__WRITTEN INSTRUCTION__
Transcribe the full listing below exactly.

== MATERIALS PROVIDED ==

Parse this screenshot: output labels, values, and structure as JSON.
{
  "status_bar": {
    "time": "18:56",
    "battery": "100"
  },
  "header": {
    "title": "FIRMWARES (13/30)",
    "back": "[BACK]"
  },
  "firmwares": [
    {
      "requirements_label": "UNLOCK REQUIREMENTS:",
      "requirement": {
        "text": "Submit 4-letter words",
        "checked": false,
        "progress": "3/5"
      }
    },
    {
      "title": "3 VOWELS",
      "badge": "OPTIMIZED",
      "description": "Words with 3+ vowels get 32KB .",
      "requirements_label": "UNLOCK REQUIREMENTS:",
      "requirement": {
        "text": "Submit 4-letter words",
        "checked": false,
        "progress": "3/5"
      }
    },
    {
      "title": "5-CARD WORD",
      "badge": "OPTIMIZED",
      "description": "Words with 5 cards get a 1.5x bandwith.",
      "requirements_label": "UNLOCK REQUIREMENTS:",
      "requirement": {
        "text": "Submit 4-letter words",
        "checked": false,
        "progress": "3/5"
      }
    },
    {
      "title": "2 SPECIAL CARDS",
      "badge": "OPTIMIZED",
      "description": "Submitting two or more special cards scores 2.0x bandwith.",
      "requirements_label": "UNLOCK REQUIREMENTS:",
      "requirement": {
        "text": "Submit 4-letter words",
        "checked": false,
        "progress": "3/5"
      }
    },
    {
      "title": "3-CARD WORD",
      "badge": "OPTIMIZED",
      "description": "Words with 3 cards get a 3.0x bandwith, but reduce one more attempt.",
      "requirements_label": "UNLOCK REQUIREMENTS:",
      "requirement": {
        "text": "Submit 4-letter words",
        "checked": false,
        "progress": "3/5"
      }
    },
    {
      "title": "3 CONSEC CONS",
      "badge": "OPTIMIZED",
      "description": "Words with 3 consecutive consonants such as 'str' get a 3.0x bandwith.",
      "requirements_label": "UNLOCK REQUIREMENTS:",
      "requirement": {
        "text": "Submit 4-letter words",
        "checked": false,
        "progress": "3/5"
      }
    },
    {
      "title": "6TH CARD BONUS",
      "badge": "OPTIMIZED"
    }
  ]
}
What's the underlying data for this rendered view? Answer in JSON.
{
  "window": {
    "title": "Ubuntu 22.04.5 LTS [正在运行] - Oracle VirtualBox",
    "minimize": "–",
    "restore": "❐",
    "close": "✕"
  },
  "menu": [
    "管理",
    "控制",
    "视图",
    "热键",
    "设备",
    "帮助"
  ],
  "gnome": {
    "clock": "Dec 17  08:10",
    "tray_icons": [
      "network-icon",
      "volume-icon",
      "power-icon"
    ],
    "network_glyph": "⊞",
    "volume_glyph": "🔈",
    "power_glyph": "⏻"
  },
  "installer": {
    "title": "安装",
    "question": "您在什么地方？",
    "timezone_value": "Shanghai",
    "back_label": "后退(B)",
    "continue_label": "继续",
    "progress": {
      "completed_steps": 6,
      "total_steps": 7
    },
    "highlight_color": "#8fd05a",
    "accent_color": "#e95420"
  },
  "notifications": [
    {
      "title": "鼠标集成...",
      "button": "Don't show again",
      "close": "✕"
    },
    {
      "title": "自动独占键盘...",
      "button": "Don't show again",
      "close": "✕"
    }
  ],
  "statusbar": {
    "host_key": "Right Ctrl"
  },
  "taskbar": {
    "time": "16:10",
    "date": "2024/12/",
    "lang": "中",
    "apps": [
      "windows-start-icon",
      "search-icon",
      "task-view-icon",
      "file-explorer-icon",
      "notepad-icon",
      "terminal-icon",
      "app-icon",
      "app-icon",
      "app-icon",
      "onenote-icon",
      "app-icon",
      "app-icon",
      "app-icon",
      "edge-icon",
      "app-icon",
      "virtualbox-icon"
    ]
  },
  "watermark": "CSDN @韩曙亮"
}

===

__RESULT OF THE TASK__
Parse this screenshot: output labels, values, and structure as JSON.
{
  "status_bar": {
    "time": "18:56",
    "battery": "100"
  },
  "header": {
    "title": "FIRMWARES (13/30)",
    "back": "[BACK]"
  },
  "firmwares": [
    {
      "requirements_label": "UNLOCK REQUIREMENTS:",
      "requirement": {
        "text": "Submit 4-letter words",
        "checked": false,
        "progress": "3/5"
      }
    },
    {
      "title": "3 VOWELS",
      "badge": "OPTIMIZED",
      "description": "Words with 3+ vowels get 32KB .",
      "requirements_label": "UNLOCK REQUIREMENTS:",
      "requirement": {
        "text": "Submit 4-letter words",
        "checked": false,
        "progress": "3/5"
      }
    },
    {
      "title": "5-CARD WORD",
      "badge": "OPTIMIZED",
      "description": "Words with 5 cards get a 1.5x bandwith.",
      "requirements_label": "UNLOCK REQUIREMENTS:",
      "requirement": {
        "text": "Submit 4-letter words",
        "checked": false,
        "progress": "3/5"
      }
    },
    {
      "title": "2 SPECIAL CARDS",
      "badge": "OPTIMIZED",
      "description": "Submitting two or more special cards scores 2.0x bandwith.",
      "requirements_label": "UNLOCK REQUIREMENTS:",
      "requirement": {
        "text": "Submit 4-letter words",
        "checked": false,
        "progress": "3/5"
      }
    },
    {
      "title": "3-CARD WORD",
      "badge": "OPTIMIZED",
      "description": "Words with 3 cards get a 3.0x bandwith, but reduce one more attempt.",
      "requirements_label": "UNLOCK REQUIREMENTS:",
      "requirement": {
        "text": "Submit 4-letter words",
        "checked": false,
        "progress": "3/5"
      }
    },
    {
      "title": "3 CONSEC CONS",
      "badge": "OPTIMIZED",
      "description": "Words with 3 consecutive consonants such as 'str' get a 3.0x bandwith.",
      "requirements_label": "UNLOCK REQUIREMENTS:",
      "requirement": {
        "text": "Submit 4-letter words",
        "checked": false,
        "progress": "3/5"
      }
    },
    {
      "title": "6TH CARD BONUS",
      "badge": "OPTIMIZED"
    }
  ]
}
What's the underlying data for this rendered view? Answer in JSON.
{
  "window": {
    "title": "Ubuntu 22.04.5 LTS [正在运行] - Oracle VirtualBox",
    "minimize": "–",
    "restore": "❐",
    "close": "✕"
  },
  "menu": [
    "管理",
    "控制",
    "视图",
    "热键",
    "设备",
    "帮助"
  ],
  "gnome": {
    "clock": "Dec 17  08:10",
    "tray_icons": [
      "network-icon",
      "volume-icon",
      "power-icon"
    ],
    "network_glyph": "⊞",
    "volume_glyph": "🔈",
    "power_glyph": "⏻"
  },
  "installer": {
    "title": "安装",
    "question": "您在什么地方？",
    "timezone_value": "Shanghai",
    "back_label": "后退(B)",
    "continue_label": "继续",
    "progress": {
      "completed_steps": 6,
      "total_steps": 7
    },
    "highlight_color": "#8fd05a",
    "accent_color": "#e95420"
  },
  "notifications": [
    {
      "title": "鼠标集成...",
      "button": "Don't show again",
      "close": "✕"
    },
    {
      "title": "自动独占键盘...",
      "button": "Don't show again",
      "close": "✕"
    }
  ],
  "statusbar": {
    "host_key": "Right Ctrl"
  },
  "taskbar": {
    "time": "16:10",
    "date": "2024/12/",
    "lang": "中",
    "apps": [
      "windows-start-icon",
      "search-icon",
      "task-view-icon",
      "file-explorer-icon",
      "notepad-icon",
      "terminal-icon",
      "app-icon",
      "app-icon",
      "app-icon",
      "onenote-icon",
      "app-icon",
      "app-icon",
      "app-icon",
      "edge-icon",
      "app-icon",
      "virtualbox-icon"
    ]
  },
  "watermark": "CSDN @韩曙亮"
}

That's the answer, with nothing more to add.